[Data entries]
------------------------------------

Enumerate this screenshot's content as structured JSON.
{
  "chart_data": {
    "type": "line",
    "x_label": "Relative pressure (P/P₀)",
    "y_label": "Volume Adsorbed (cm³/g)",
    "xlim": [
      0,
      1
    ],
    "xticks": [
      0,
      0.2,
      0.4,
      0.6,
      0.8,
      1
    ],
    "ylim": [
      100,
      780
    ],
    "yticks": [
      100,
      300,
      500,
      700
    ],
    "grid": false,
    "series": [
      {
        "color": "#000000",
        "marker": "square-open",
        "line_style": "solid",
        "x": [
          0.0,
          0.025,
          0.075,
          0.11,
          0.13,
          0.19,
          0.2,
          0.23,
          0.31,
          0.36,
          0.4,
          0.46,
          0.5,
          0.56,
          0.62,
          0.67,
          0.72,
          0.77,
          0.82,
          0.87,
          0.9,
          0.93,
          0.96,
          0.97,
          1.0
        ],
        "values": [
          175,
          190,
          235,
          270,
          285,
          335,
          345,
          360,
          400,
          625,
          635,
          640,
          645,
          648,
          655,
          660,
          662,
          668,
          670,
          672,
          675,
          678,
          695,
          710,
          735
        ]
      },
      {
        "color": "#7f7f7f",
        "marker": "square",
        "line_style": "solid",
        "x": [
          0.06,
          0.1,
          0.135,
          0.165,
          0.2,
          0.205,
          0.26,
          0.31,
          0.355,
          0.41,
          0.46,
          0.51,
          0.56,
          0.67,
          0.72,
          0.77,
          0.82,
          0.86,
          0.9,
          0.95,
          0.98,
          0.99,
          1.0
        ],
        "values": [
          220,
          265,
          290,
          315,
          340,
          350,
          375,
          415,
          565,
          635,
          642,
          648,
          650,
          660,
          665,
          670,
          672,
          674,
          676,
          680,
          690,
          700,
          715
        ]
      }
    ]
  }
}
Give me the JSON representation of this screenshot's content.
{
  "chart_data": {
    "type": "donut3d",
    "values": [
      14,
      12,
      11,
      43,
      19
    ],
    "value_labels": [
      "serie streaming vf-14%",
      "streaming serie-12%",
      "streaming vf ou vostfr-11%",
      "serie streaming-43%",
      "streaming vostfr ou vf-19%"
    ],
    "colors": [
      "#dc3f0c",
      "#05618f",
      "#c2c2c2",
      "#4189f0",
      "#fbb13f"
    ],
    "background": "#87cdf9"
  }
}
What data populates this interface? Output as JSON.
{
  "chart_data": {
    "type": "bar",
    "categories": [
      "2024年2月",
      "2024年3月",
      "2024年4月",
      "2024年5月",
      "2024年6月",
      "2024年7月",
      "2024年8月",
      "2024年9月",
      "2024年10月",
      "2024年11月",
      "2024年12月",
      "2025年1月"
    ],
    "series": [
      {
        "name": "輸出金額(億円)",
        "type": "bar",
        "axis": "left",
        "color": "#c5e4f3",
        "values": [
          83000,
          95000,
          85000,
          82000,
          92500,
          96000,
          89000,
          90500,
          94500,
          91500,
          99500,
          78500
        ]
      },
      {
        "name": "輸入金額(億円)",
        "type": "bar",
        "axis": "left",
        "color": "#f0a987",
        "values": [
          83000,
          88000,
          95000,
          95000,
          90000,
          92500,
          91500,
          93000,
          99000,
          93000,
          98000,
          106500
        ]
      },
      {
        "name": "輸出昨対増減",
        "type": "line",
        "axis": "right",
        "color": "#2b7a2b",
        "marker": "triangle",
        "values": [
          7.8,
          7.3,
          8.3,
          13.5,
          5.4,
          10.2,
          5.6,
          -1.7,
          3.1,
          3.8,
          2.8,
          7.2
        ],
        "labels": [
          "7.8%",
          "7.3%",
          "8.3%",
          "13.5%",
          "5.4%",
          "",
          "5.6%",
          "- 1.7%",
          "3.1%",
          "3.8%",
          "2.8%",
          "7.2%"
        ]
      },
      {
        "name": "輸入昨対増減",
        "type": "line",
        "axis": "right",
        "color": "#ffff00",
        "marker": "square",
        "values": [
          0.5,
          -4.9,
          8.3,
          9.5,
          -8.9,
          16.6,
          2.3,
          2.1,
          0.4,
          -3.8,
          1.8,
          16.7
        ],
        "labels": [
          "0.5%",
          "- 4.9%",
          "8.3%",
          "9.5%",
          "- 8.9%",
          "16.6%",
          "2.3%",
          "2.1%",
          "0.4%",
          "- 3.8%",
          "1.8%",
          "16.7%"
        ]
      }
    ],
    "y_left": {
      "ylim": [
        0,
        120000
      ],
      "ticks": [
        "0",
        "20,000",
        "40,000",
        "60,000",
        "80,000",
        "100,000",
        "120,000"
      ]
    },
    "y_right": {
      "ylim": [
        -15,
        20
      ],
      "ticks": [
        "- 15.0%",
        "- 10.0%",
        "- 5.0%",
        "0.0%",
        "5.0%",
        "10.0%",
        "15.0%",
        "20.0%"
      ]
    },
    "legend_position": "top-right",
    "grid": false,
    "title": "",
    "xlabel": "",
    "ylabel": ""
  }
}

------------------------------------

What you need to do ▸ The answer is one number: how many lines of the material above contain "screenshot".

Response to this task ▸ 2